* BEGIN PROVIDED RECORDS *

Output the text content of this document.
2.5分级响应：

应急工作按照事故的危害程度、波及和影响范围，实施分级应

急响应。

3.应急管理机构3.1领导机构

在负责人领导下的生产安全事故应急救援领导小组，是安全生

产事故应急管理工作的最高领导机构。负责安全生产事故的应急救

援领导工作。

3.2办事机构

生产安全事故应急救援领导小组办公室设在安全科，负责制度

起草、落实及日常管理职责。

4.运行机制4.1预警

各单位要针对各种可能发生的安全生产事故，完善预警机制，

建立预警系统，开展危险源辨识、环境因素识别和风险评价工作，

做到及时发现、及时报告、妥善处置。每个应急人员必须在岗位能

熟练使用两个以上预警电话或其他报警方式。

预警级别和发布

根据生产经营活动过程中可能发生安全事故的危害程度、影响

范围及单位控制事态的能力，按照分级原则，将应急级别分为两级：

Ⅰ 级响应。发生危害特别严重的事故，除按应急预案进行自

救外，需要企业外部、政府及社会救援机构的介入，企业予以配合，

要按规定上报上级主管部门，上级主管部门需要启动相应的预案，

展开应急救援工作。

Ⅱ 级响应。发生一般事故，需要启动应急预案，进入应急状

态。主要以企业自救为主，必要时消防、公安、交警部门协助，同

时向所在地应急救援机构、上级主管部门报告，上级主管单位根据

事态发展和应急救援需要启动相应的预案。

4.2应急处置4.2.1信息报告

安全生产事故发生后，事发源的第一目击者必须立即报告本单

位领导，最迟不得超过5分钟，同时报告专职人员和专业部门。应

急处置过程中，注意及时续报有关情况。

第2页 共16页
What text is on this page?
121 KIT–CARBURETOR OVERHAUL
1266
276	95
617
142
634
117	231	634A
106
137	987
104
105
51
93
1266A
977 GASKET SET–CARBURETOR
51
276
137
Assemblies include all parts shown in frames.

* END PROVIDED RECORDS *

# [WHAT THE EXERCISE ASKS]
Copy each line above that contains the word "text".

# [THE RESULT]
Output the text content of this document.
What text is on this page?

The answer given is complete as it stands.